── Input rows

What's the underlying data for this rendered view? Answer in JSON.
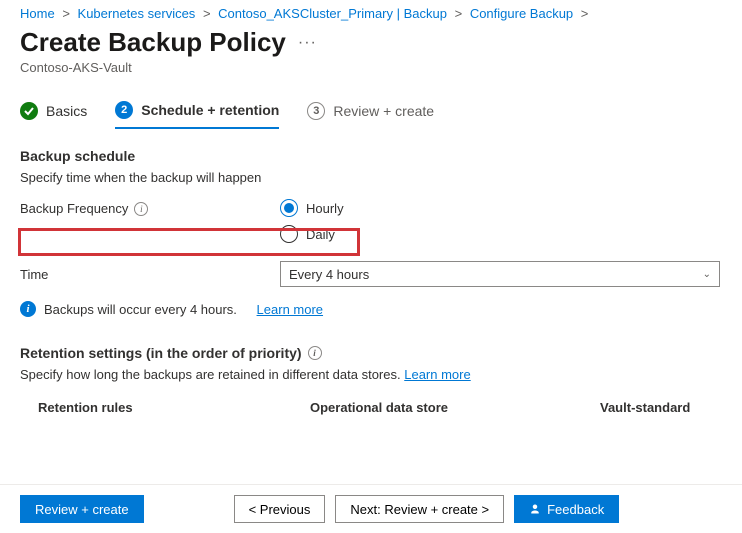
{
  "breadcrumb": {
    "items": [
      "Home",
      "Kubernetes services",
      "Contoso_AKSCluster_Primary | Backup",
      "Configure Backup"
    ]
  },
  "header": {
    "title": "Create Backup Policy",
    "subtitle": "Contoso-AKS-Vault"
  },
  "stepper": {
    "steps": [
      {
        "num": "✓",
        "label": "Basics"
      },
      {
        "num": "2",
        "label": "Schedule + retention"
      },
      {
        "num": "3",
        "label": "Review + create"
      }
    ]
  },
  "schedule": {
    "title": "Backup schedule",
    "desc": "Specify time when the backup will happen",
    "freq_label": "Backup Frequency",
    "options": {
      "hourly": "Hourly",
      "daily": "Daily"
    },
    "time_label": "Time",
    "time_value": "Every 4 hours",
    "banner": "Backups will occur every 4 hours.",
    "learn_more": "Learn more"
  },
  "retention": {
    "title": "Retention settings (in the order of priority)",
    "desc": "Specify how long the backups are retained in different data stores.",
    "learn_more": "Learn more",
    "cols": {
      "c1": "Retention rules",
      "c2": "Operational data store",
      "c3": "Vault-standard"
    }
  },
  "footer": {
    "review": "Review + create",
    "previous": "<  Previous",
    "next": "Next: Review + create  >",
    "feedback": "Feedback"
  }
}
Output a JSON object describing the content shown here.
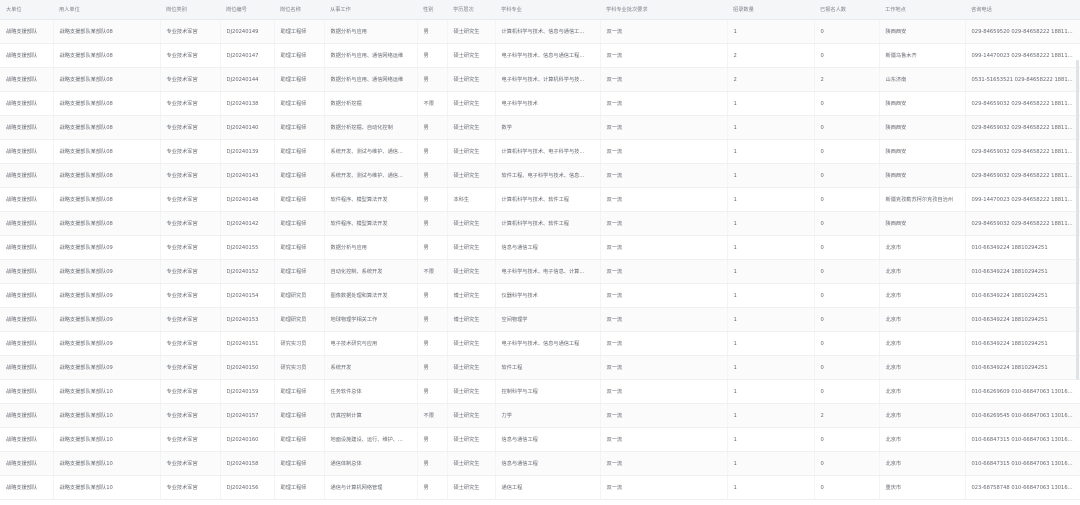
{
  "columns": [
    "大单位",
    "用人单位",
    "岗位类别",
    "岗位编号",
    "岗位名称",
    "从事工作",
    "性别",
    "学历层次",
    "学科专业",
    "学科专业批次要求",
    "招录数量",
    "已报名人数",
    "工作地点",
    "咨询电话"
  ],
  "rows": [
    [
      "战略支援部队",
      "战略支援部队某部队08",
      "专业技术军官",
      "DJ20240149",
      "助理工程师",
      "数据分析与应用",
      "男",
      "硕士研究生",
      "计算机科学与技术、信息与通信工...",
      "双一流",
      "1",
      "0",
      "陕西西安",
      "029-84659520 029-84658222 18811..."
    ],
    [
      "战略支援部队",
      "战略支援部队某部队08",
      "专业技术军官",
      "DJ20240147",
      "助理工程师",
      "数据分析与应用、通信网络运维",
      "男",
      "硕士研究生",
      "电子科学与技术、信息与通信工程...",
      "双一流",
      "2",
      "0",
      "新疆乌鲁木齐",
      "099-14470023 029-84658222 18811..."
    ],
    [
      "战略支援部队",
      "战略支援部队某部队08",
      "专业技术军官",
      "DJ20240144",
      "助理工程师",
      "数据分析与应用、通信网络运维",
      "男",
      "硕士研究生",
      "电子科学与技术、计算机科学与技...",
      "双一流",
      "2",
      "2",
      "山东济南",
      "0531-51653521 029-84658222 1881..."
    ],
    [
      "战略支援部队",
      "战略支援部队某部队08",
      "专业技术军官",
      "DJ20240138",
      "助理工程师",
      "数据分析挖掘",
      "不限",
      "硕士研究生",
      "电子科学与技术",
      "双一流",
      "1",
      "0",
      "陕西西安",
      "029-84659032 029-84658222 18811..."
    ],
    [
      "战略支援部队",
      "战略支援部队某部队08",
      "专业技术军官",
      "DJ20240140",
      "助理工程师",
      "数据分析挖掘、自动化控制",
      "男",
      "硕士研究生",
      "数学",
      "双一流",
      "1",
      "0",
      "陕西西安",
      "029-84659032 029-84658222 18811..."
    ],
    [
      "战略支援部队",
      "战略支援部队某部队08",
      "专业技术军官",
      "DJ20240139",
      "助理工程师",
      "系统开发、测试与维护、通信...",
      "男",
      "硕士研究生",
      "计算机科学与技术、电子科学与技...",
      "双一流",
      "1",
      "0",
      "陕西西安",
      "029-84659032 029-84658222 18811..."
    ],
    [
      "战略支援部队",
      "战略支援部队某部队08",
      "专业技术军官",
      "DJ20240143",
      "助理工程师",
      "系统开发、测试与维护、通信...",
      "男",
      "硕士研究生",
      "软件工程、电子科学与技术、信息...",
      "双一流",
      "1",
      "0",
      "陕西西安",
      "029-84659032 029-84658222 18811..."
    ],
    [
      "战略支援部队",
      "战略支援部队某部队08",
      "专业技术军官",
      "DJ20240148",
      "助理工程师",
      "软件程序、模型算法开发",
      "男",
      "本科生",
      "计算机科学与技术、软件工程",
      "双一流",
      "1",
      "0",
      "新疆克孜勒苏柯尔克孜自治州",
      "099-14470023 029-84658222 18811..."
    ],
    [
      "战略支援部队",
      "战略支援部队某部队08",
      "专业技术军官",
      "DJ20240142",
      "助理工程师",
      "软件程序、模型算法开发",
      "男",
      "硕士研究生",
      "计算机科学与技术、软件工程",
      "双一流",
      "1",
      "0",
      "陕西西安",
      "029-84659032 029-84658222 18811..."
    ],
    [
      "战略支援部队",
      "战略支援部队某部队09",
      "专业技术军官",
      "DJ20240155",
      "助理工程师",
      "数据分析与应用",
      "男",
      "硕士研究生",
      "信息与通信工程",
      "双一流",
      "1",
      "0",
      "北京市",
      "010-66349224 18810294251"
    ],
    [
      "战略支援部队",
      "战略支援部队某部队09",
      "专业技术军官",
      "DJ20240152",
      "助理工程师",
      "自动化控制、系统开发",
      "不限",
      "硕士研究生",
      "电子科学与技术、电子信息、计算...",
      "双一流",
      "1",
      "0",
      "北京市",
      "010-66349224 18810294251"
    ],
    [
      "战略支援部队",
      "战略支援部队某部队09",
      "专业技术军官",
      "DJ20240154",
      "助理研究员",
      "图像数据处理和算法开发",
      "男",
      "博士研究生",
      "仪器科学与技术",
      "双一流",
      "1",
      "0",
      "北京市",
      "010-66349224 18810294251"
    ],
    [
      "战略支援部队",
      "战略支援部队某部队09",
      "专业技术军官",
      "DJ20240153",
      "助理研究员",
      "地球物理学相关工作",
      "男",
      "博士研究生",
      "空间物理学",
      "双一流",
      "1",
      "0",
      "北京市",
      "010-66349224 18810294251"
    ],
    [
      "战略支援部队",
      "战略支援部队某部队09",
      "专业技术军官",
      "DJ20240151",
      "研究实习员",
      "电子技术研究与应用",
      "男",
      "硕士研究生",
      "电子科学与技术、信息与通信工程",
      "双一流",
      "1",
      "0",
      "北京市",
      "010-66349224 18810294251"
    ],
    [
      "战略支援部队",
      "战略支援部队某部队09",
      "专业技术军官",
      "DJ20240150",
      "研究实习员",
      "系统开发",
      "男",
      "硕士研究生",
      "软件工程",
      "双一流",
      "1",
      "0",
      "北京市",
      "010-66349224 18810294251"
    ],
    [
      "战略支援部队",
      "战略支援部队某部队10",
      "专业技术军官",
      "DJ20240159",
      "助理工程师",
      "任务软件总体",
      "男",
      "硕士研究生",
      "控制科学与工程",
      "双一流",
      "1",
      "0",
      "北京市",
      "010-66269609 010-66847063 13016..."
    ],
    [
      "战略支援部队",
      "战略支援部队某部队10",
      "专业技术军官",
      "DJ20240157",
      "助理工程师",
      "仿真控制计算",
      "不限",
      "硕士研究生",
      "力学",
      "双一流",
      "1",
      "2",
      "北京市",
      "010-66269545 010-66847063 13016..."
    ],
    [
      "战略支援部队",
      "战略支援部队某部队10",
      "专业技术军官",
      "DJ20240160",
      "助理工程师",
      "地面设施建设、运行、维护、...",
      "男",
      "硕士研究生",
      "信息与通信工程",
      "双一流",
      "1",
      "0",
      "北京市",
      "010-66847315 010-66847063 13016..."
    ],
    [
      "战略支援部队",
      "战略支援部队某部队10",
      "专业技术军官",
      "DJ20240158",
      "助理工程师",
      "通信体制总体",
      "男",
      "硕士研究生",
      "信息与通信工程",
      "双一流",
      "1",
      "0",
      "北京市",
      "010-66847315 010-66847063 13016..."
    ],
    [
      "战略支援部队",
      "战略支援部队某部队10",
      "专业技术军官",
      "DJ20240156",
      "助理工程师",
      "通信与计算机网络管理",
      "男",
      "硕士研究生",
      "通信工程",
      "双一流",
      "1",
      "0",
      "重庆市",
      "023-68758748 010-66847063 13016..."
    ]
  ]
}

────

Stated exercise :: Answer with one number: how many lines in the listing hold "Vault".

Problem solution :: 2